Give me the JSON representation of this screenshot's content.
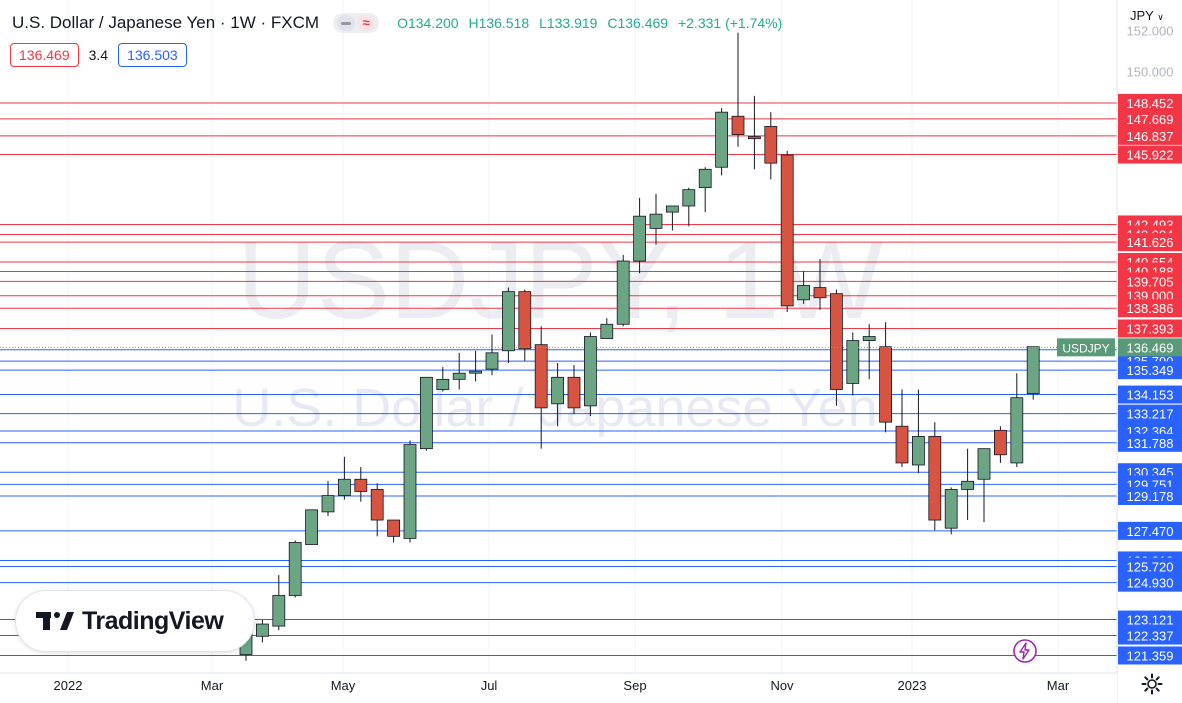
{
  "header": {
    "symbol": "U.S. Dollar / Japanese Yen · 1W · FXCM",
    "ohlc": {
      "o": "O134.200",
      "h": "H136.518",
      "l": "L133.919",
      "c": "C136.469",
      "chg": "+2.331 (+1.74%)"
    },
    "bid": "136.469",
    "spread": "3.4",
    "ask": "136.503"
  },
  "currency_label": "JPY",
  "watermark": {
    "line1": "USDJPY, 1W",
    "line2": "U.S. Dollar / Japanese Yen"
  },
  "logo": {
    "text": "TradingView"
  },
  "colors": {
    "up": "#6ba583",
    "down": "#d75442",
    "resistance": "#f23645",
    "support": "#2962ff",
    "current": "#5b9a78"
  },
  "icons": {
    "settings": "gear-icon",
    "alert": "lightning-icon",
    "dropdown": "chevron-down-icon"
  },
  "chart_data": {
    "type": "candlestick",
    "timeframe": "1W",
    "x_tick_labels": [
      "2022",
      "Mar",
      "May",
      "Jul",
      "Sep",
      "Nov",
      "2023",
      "Mar"
    ],
    "y_range": [
      120.5,
      153.5
    ],
    "y_tick_labels": [
      "152.000",
      "150.000"
    ],
    "resistance_levels": [
      148.452,
      147.669,
      146.837,
      145.922,
      142.493,
      142.004,
      141.626,
      140.654,
      140.188,
      139.705,
      139.0,
      138.386,
      137.393
    ],
    "support_levels": [
      136.353,
      135.79,
      135.349,
      134.153,
      133.217,
      132.364,
      131.788,
      130.345,
      129.751,
      129.178,
      127.47,
      126.019,
      125.72,
      124.93,
      123.121,
      122.337,
      121.359
    ],
    "resistance_labels": [
      "148.452",
      "147.669",
      "146.837",
      "145.922",
      "142.493",
      "142.004",
      "141.626",
      "140.654",
      "140.188",
      "139.705",
      "139.000",
      "138.386",
      "137.393"
    ],
    "support_labels": [
      "136.353",
      "135.790",
      "135.349",
      "134.153",
      "133.217",
      "132.364",
      "131.788",
      "130.345",
      "129.751",
      "129.178",
      "127.470",
      "126.019",
      "125.720",
      "124.930",
      "123.121",
      "122.337",
      "121.359"
    ],
    "current_price": 136.469,
    "current_price_label": "136.469",
    "current_symbol": "USDJPY",
    "candles": [
      [
        121.4,
        122.5,
        121.1,
        122.7
      ],
      [
        122.3,
        122.9,
        122.0,
        123.1
      ],
      [
        122.8,
        124.3,
        122.6,
        125.3
      ],
      [
        124.3,
        126.9,
        124.2,
        127.0
      ],
      [
        126.8,
        128.5,
        126.8,
        128.5
      ],
      [
        128.4,
        129.2,
        128.2,
        129.9
      ],
      [
        129.2,
        130.0,
        129.0,
        131.1
      ],
      [
        130.0,
        129.4,
        128.9,
        130.6
      ],
      [
        129.5,
        128.0,
        127.2,
        129.8
      ],
      [
        128.0,
        127.2,
        126.9,
        128.0
      ],
      [
        127.1,
        131.7,
        126.9,
        131.9
      ],
      [
        131.5,
        135.0,
        131.4,
        135.0
      ],
      [
        134.4,
        134.9,
        134.3,
        135.5
      ],
      [
        134.9,
        135.2,
        134.4,
        136.2
      ],
      [
        135.2,
        135.3,
        134.8,
        136.3
      ],
      [
        135.4,
        136.2,
        135.1,
        137.1
      ],
      [
        136.3,
        139.2,
        135.7,
        139.4
      ],
      [
        139.2,
        136.4,
        135.8,
        139.3
      ],
      [
        136.6,
        133.5,
        131.5,
        137.5
      ],
      [
        133.7,
        135.0,
        132.6,
        135.7
      ],
      [
        135.0,
        133.5,
        133.2,
        135.6
      ],
      [
        133.6,
        137.0,
        133.1,
        137.2
      ],
      [
        136.9,
        137.6,
        137.0,
        137.9
      ],
      [
        137.6,
        140.7,
        137.5,
        141.0
      ],
      [
        140.7,
        142.9,
        140.1,
        143.8
      ],
      [
        142.3,
        143.0,
        141.5,
        144.0
      ],
      [
        143.1,
        143.4,
        142.2,
        143.4
      ],
      [
        143.4,
        144.2,
        142.4,
        144.3
      ],
      [
        144.3,
        145.2,
        143.1,
        145.3
      ],
      [
        145.3,
        148.0,
        144.9,
        148.2
      ],
      [
        147.8,
        146.9,
        146.3,
        151.9
      ],
      [
        146.8,
        146.7,
        145.2,
        148.8
      ],
      [
        147.3,
        145.5,
        144.7,
        148.0
      ],
      [
        145.9,
        138.5,
        138.2,
        146.1
      ],
      [
        138.8,
        139.5,
        138.6,
        140.2
      ],
      [
        139.4,
        138.9,
        138.3,
        140.8
      ],
      [
        139.1,
        134.4,
        133.6,
        139.3
      ],
      [
        134.7,
        136.8,
        134.1,
        137.2
      ],
      [
        136.8,
        137.0,
        134.9,
        137.6
      ],
      [
        136.5,
        132.8,
        132.3,
        137.7
      ],
      [
        132.6,
        130.8,
        130.6,
        134.4
      ],
      [
        130.7,
        132.1,
        130.3,
        134.4
      ],
      [
        132.1,
        128.0,
        127.5,
        132.8
      ],
      [
        127.6,
        129.5,
        127.3,
        129.6
      ],
      [
        129.5,
        129.9,
        128.0,
        131.5
      ],
      [
        130.0,
        131.5,
        127.9,
        131.5
      ],
      [
        132.4,
        131.2,
        130.8,
        132.6
      ],
      [
        130.8,
        134.0,
        130.6,
        135.2
      ],
      [
        134.2,
        136.5,
        133.9,
        136.5
      ]
    ]
  }
}
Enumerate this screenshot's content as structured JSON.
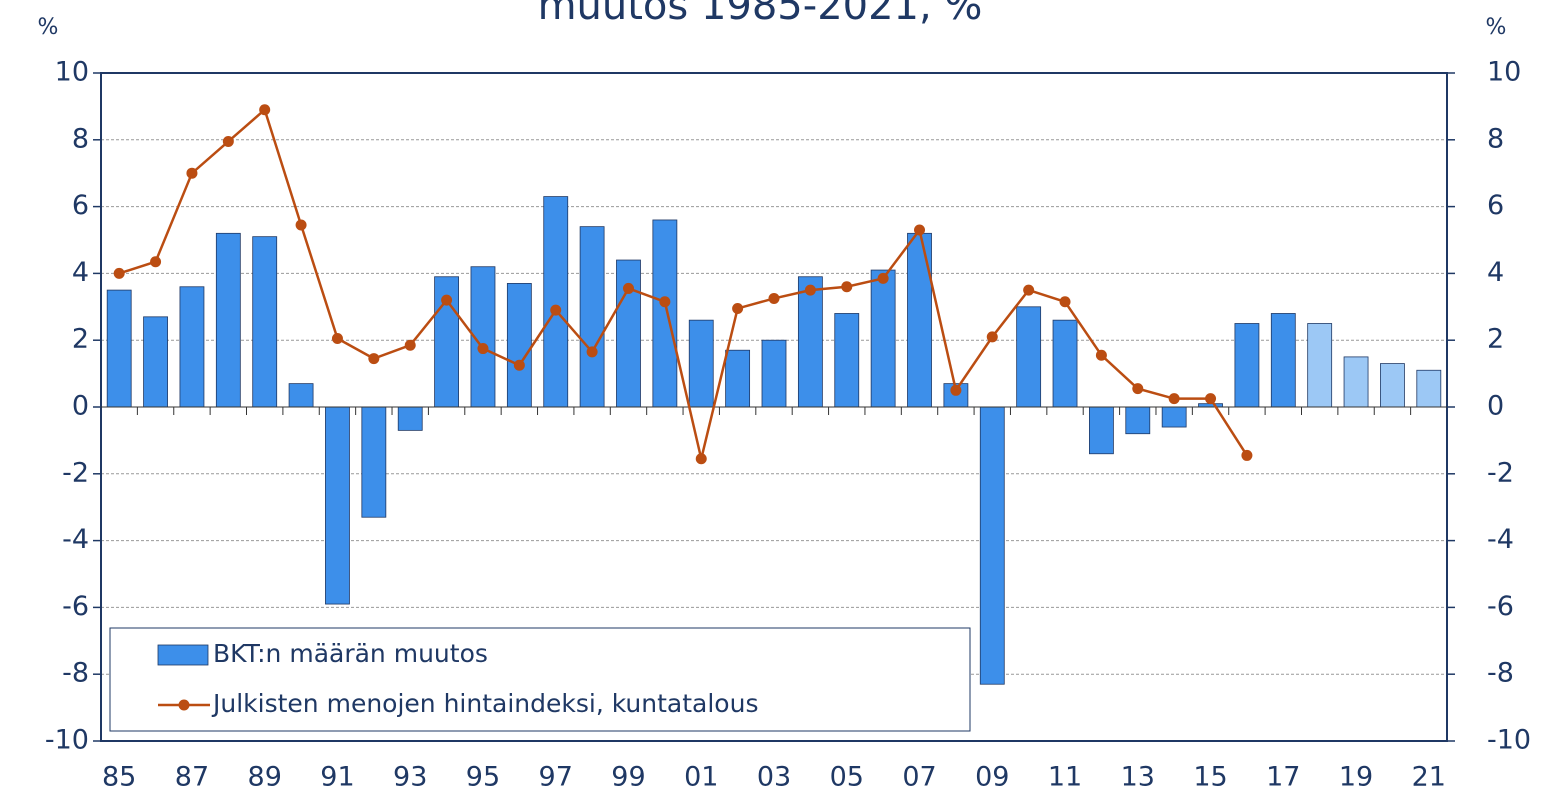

****************

### Goal
Repeat everything in the records precisely. Images are excluded from the copy.

### Correct result
Give me the JSON representation of this screenshot's content.
{
  "header": {
    "symbol": "U.S. Dollar / Japanese Yen · 1W · FXCM",
    "ohlc": {
      "o": "O134.200",
      "h": "H136.518",
      "l": "L133.919",
      "c": "C136.469",
      "chg": "+2.331 (+1.74%)"
    },
    "bid": "136.469",
    "spread": "3.4",
    "ask": "136.503"
  },
  "currency_label": "JPY",
  "watermark": {
    "line1": "USDJPY, 1W",
    "line2": "U.S. Dollar / Japanese Yen"
  },
  "logo": {
    "text": "TradingView"
  },
  "colors": {
    "up": "#6ba583",
    "down": "#d75442",
    "resistance": "#f23645",
    "support": "#2962ff",
    "current": "#5b9a78"
  },
  "icons": {
    "settings": "gear-icon",
    "alert": "lightning-icon",
    "dropdown": "chevron-down-icon"
  },
  "chart_data": {
    "type": "candlestick",
    "timeframe": "1W",
    "x_tick_labels": [
      "2022",
      "Mar",
      "May",
      "Jul",
      "Sep",
      "Nov",
      "2023",
      "Mar"
    ],
    "y_range": [
      120.5,
      153.5
    ],
    "y_tick_labels": [
      "152.000",
      "150.000"
    ],
    "resistance_levels": [
      148.452,
      147.669,
      146.837,
      145.922,
      142.493,
      142.004,
      141.626,
      140.654,
      140.188,
      139.705,
      139.0,
      138.386,
      137.393
    ],
    "support_levels": [
      136.353,
      135.79,
      135.349,
      134.153,
      133.217,
      132.364,
      131.788,
      130.345,
      129.751,
      129.178,
      127.47,
      126.019,
      125.72,
      124.93,
      123.121,
      122.337,
      121.359
    ],
    "resistance_labels": [
      "148.452",
      "147.669",
      "146.837",
      "145.922",
      "142.493",
      "142.004",
      "141.626",
      "140.654",
      "140.188",
      "139.705",
      "139.000",
      "138.386",
      "137.393"
    ],
    "support_labels": [
      "136.353",
      "135.790",
      "135.349",
      "134.153",
      "133.217",
      "132.364",
      "131.788",
      "130.345",
      "129.751",
      "129.178",
      "127.470",
      "126.019",
      "125.720",
      "124.930",
      "123.121",
      "122.337",
      "121.359"
    ],
    "current_price": 136.469,
    "current_price_label": "136.469",
    "current_symbol": "USDJPY",
    "candles": [
      [
        121.4,
        122.5,
        121.1,
        122.7
      ],
      [
        122.3,
        122.9,
        122.0,
        123.1
      ],
      [
        122.8,
        124.3,
        122.6,
        125.3
      ],
      [
        124.3,
        126.9,
        124.2,
        127.0
      ],
      [
        126.8,
        128.5,
        126.8,
        128.5
      ],
      [
        128.4,
        129.2,
        128.2,
        129.9
      ],
      [
        129.2,
        130.0,
        129.0,
        131.1
      ],
      [
        130.0,
        129.4,
        128.9,
        130.6
      ],
      [
        129.5,
        128.0,
        127.2,
        129.8
      ],
      [
        128.0,
        127.2,
        126.9,
        128.0
      ],
      [
        127.1,
        131.7,
        126.9,
        131.9
      ],
      [
        131.5,
        135.0,
        131.4,
        135.0
      ],
      [
        134.4,
        134.9,
        134.3,
        135.5
      ],
      [
        134.9,
        135.2,
        134.4,
        136.2
      ],
      [
        135.2,
        135.3,
        134.8,
        136.3
      ],
      [
        135.4,
        136.2,
        135.1,
        137.1
      ],
      [
        136.3,
        139.2,
        135.7,
        139.4
      ],
      [
        139.2,
        136.4,
        135.8,
        139.3
      ],
      [
        136.6,
        133.5,
        131.5,
        137.5
      ],
      [
        133.7,
        135.0,
        132.6,
        135.7
      ],
      [
        135.0,
        133.5,
        133.2,
        135.6
      ],
      [
        133.6,
        137.0,
        133.1,
        137.2
      ],
      [
        136.9,
        137.6,
        137.0,
        137.9
      ],
      [
        137.6,
        140.7,
        137.5,
        141.0
      ],
      [
        140.7,
        142.9,
        140.1,
        143.8
      ],
      [
        142.3,
        143.0,
        141.5,
        144.0
      ],
      [
        143.1,
        143.4,
        142.2,
        143.4
      ],
      [
        143.4,
        144.2,
        142.4,
        144.3
      ],
      [
        144.3,
        145.2,
        143.1,
        145.3
      ],
      [
        145.3,
        148.0,
        144.9,
        148.2
      ],
      [
        147.8,
        146.9,
        146.3,
        151.9
      ],
      [
        146.8,
        146.7,
        145.2,
        148.8
      ],
      [
        147.3,
        145.5,
        144.7,
        148.0
      ],
      [
        145.9,
        138.5,
        138.2,
        146.1
      ],
      [
        138.8,
        139.5,
        138.6,
        140.2
      ],
      [
        139.4,
        138.9,
        138.3,
        140.8
      ],
      [
        139.1,
        134.4,
        133.6,
        139.3
      ],
      [
        134.7,
        136.8,
        134.1,
        137.2
      ],
      [
        136.8,
        137.0,
        134.9,
        137.6
      ],
      [
        136.5,
        132.8,
        132.3,
        137.7
      ],
      [
        132.6,
        130.8,
        130.6,
        134.4
      ],
      [
        130.7,
        132.1,
        130.3,
        134.4
      ],
      [
        132.1,
        128.0,
        127.5,
        132.8
      ],
      [
        127.6,
        129.5,
        127.3,
        129.6
      ],
      [
        129.5,
        129.9,
        128.0,
        131.5
      ],
      [
        130.0,
        131.5,
        127.9,
        131.5
      ],
      [
        132.4,
        131.2,
        130.8,
        132.6
      ],
      [
        130.8,
        134.0,
        130.6,
        135.2
      ],
      [
        134.2,
        136.5,
        133.9,
        136.5
      ]
    ]
  }
}
Enumerate this screenshot's content as structured JSON.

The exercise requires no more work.